Request
Everything from the line containing "Convert this screenshot" to the last line of the records must be returned verbatim; nothing else belongs in the output.

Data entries
***

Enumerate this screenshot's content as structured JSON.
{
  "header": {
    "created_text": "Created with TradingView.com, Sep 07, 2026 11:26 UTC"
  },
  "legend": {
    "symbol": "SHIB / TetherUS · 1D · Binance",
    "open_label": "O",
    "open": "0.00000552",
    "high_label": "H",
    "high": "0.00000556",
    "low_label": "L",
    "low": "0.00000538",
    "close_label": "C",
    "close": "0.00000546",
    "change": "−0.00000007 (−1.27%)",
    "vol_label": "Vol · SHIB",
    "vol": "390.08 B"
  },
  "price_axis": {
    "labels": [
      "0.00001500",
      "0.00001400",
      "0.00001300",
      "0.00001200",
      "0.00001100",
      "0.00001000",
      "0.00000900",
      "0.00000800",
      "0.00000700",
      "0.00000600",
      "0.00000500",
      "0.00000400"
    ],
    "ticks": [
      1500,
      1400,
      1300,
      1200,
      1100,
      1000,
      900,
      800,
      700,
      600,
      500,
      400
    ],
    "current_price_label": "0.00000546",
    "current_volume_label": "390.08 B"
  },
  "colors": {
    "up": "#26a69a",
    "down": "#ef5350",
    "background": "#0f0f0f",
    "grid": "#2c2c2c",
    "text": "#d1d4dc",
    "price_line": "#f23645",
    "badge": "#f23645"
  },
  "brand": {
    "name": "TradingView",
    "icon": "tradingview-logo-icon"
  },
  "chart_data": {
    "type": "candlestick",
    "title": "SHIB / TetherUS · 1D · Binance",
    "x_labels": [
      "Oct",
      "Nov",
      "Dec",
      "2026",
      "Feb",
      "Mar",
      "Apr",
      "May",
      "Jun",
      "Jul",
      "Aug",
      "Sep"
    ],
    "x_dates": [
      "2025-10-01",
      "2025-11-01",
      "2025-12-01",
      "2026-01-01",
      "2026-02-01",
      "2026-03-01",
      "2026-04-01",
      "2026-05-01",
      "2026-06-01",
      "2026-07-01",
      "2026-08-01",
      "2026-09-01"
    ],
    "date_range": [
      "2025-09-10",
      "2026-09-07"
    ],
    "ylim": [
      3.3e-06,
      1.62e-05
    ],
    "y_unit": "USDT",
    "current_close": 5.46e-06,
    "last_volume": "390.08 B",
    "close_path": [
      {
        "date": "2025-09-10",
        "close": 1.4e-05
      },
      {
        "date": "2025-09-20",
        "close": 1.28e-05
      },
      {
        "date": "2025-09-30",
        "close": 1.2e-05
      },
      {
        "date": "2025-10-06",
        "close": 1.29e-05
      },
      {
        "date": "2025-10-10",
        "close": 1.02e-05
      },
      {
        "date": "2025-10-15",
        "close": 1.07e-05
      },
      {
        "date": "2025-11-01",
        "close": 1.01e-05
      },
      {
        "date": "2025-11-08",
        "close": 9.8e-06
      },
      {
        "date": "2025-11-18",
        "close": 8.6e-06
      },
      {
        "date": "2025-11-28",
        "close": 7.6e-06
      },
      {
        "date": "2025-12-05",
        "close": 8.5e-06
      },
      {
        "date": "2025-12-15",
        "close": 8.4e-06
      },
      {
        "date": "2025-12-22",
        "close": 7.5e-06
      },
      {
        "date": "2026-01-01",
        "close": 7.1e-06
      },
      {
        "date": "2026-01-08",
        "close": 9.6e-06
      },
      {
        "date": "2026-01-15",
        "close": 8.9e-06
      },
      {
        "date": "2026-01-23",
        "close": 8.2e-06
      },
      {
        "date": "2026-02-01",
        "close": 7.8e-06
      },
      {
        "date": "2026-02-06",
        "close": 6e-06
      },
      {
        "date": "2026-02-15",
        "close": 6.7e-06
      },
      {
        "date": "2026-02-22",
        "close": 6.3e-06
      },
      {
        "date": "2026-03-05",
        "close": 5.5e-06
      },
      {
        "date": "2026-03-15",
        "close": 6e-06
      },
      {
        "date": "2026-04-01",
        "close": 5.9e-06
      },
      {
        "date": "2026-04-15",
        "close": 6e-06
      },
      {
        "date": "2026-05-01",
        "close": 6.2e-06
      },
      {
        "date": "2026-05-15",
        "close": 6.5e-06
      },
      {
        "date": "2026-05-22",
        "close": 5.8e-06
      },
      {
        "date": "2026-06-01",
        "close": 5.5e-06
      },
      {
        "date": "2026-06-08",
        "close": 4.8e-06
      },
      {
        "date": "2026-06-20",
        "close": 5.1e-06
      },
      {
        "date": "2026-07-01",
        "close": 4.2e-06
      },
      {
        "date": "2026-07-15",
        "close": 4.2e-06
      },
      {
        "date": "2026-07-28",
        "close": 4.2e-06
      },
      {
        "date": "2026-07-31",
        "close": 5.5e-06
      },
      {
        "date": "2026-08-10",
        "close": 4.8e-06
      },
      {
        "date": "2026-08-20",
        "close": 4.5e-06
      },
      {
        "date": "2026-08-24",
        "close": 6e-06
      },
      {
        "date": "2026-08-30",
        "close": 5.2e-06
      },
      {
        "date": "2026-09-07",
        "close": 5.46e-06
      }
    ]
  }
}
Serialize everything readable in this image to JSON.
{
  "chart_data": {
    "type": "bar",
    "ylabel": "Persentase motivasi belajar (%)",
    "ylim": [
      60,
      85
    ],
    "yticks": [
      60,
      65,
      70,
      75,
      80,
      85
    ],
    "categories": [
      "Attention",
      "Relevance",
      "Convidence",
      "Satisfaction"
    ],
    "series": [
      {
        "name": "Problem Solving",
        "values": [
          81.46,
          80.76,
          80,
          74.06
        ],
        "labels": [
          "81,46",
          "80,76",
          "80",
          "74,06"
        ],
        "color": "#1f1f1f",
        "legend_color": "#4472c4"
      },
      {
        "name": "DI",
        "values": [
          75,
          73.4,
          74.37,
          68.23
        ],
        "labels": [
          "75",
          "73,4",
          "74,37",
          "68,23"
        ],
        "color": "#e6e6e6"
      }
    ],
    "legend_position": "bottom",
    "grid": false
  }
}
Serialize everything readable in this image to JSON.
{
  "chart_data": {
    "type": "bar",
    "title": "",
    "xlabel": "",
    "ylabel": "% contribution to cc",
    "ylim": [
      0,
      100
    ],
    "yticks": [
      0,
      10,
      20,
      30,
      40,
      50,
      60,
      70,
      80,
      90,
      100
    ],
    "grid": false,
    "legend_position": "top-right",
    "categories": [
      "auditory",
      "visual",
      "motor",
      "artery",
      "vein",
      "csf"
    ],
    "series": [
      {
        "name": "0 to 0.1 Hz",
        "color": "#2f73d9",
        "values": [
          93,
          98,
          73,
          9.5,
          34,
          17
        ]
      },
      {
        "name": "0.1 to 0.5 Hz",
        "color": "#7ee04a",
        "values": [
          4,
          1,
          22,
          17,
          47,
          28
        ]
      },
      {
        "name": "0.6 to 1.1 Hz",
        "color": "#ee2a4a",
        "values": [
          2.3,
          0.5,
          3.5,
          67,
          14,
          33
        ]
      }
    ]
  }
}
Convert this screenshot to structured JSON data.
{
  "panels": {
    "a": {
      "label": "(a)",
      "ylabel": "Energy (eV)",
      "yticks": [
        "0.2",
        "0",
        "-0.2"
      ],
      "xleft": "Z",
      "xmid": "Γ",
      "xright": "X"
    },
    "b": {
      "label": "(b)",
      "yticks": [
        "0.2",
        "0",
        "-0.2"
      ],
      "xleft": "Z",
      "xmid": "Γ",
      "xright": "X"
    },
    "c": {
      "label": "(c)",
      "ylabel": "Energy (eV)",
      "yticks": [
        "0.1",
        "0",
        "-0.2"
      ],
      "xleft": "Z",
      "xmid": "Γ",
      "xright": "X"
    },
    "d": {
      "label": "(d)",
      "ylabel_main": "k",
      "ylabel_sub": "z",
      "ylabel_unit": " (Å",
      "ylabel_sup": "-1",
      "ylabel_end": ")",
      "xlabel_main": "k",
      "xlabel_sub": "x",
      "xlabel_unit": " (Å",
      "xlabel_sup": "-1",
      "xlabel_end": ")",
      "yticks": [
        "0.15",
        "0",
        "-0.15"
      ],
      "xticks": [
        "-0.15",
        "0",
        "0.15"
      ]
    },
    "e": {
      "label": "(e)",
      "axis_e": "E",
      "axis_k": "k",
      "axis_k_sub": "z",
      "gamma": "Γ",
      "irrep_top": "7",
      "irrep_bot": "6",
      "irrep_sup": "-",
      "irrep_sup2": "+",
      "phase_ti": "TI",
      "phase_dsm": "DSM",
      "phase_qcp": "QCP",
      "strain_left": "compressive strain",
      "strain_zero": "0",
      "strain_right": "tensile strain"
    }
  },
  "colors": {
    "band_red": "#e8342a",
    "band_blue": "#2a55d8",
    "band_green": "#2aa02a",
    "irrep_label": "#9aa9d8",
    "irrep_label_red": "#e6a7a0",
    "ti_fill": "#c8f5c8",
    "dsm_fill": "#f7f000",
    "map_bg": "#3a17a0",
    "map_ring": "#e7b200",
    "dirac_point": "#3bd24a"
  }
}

***

Solution to the problem
Convert this screenshot to structured JSON data.
{
  "panels": {
    "a": {
      "label": "(a)",
      "ylabel": "Energy (eV)",
      "yticks": [
        "0.2",
        "0",
        "-0.2"
      ],
      "xleft": "Z",
      "xmid": "Γ",
      "xright": "X"
    },
    "b": {
      "label": "(b)",
      "yticks": [
        "0.2",
        "0",
        "-0.2"
      ],
      "xleft": "Z",
      "xmid": "Γ",
      "xright": "X"
    },
    "c": {
      "label": "(c)",
      "ylabel": "Energy (eV)",
      "yticks": [
        "0.1",
        "0",
        "-0.2"
      ],
      "xleft": "Z",
      "xmid": "Γ",
      "xright": "X"
    },
    "d": {
      "label": "(d)",
      "ylabel_main": "k",
      "ylabel_sub": "z",
      "ylabel_unit": " (Å",
      "ylabel_sup": "-1",
      "ylabel_end": ")",
      "xlabel_main": "k",
      "xlabel_sub": "x",
      "xlabel_unit": " (Å",
      "xlabel_sup": "-1",
      "xlabel_end": ")",
      "yticks": [
        "0.15",
        "0",
        "-0.15"
      ],
      "xticks": [
        "-0.15",
        "0",
        "0.15"
      ]
    },
    "e": {
      "label": "(e)",
      "axis_e": "E",
      "axis_k": "k",
      "axis_k_sub": "z",
      "gamma": "Γ",
      "irrep_top": "7",
      "irrep_bot": "6",
      "irrep_sup": "-",
      "irrep_sup2": "+",
      "phase_ti": "TI",
      "phase_dsm": "DSM",
      "phase_qcp": "QCP",
      "strain_left": "compressive strain",
      "strain_zero": "0",
      "strain_right": "tensile strain"
    }
  },
  "colors": {
    "band_red": "#e8342a",
    "band_blue": "#2a55d8",
    "band_green": "#2aa02a",
    "irrep_label": "#9aa9d8",
    "irrep_label_red": "#e6a7a0",
    "ti_fill": "#c8f5c8",
    "dsm_fill": "#f7f000",
    "map_bg": "#3a17a0",
    "map_ring": "#e7b200",
    "dirac_point": "#3bd24a"
  }
}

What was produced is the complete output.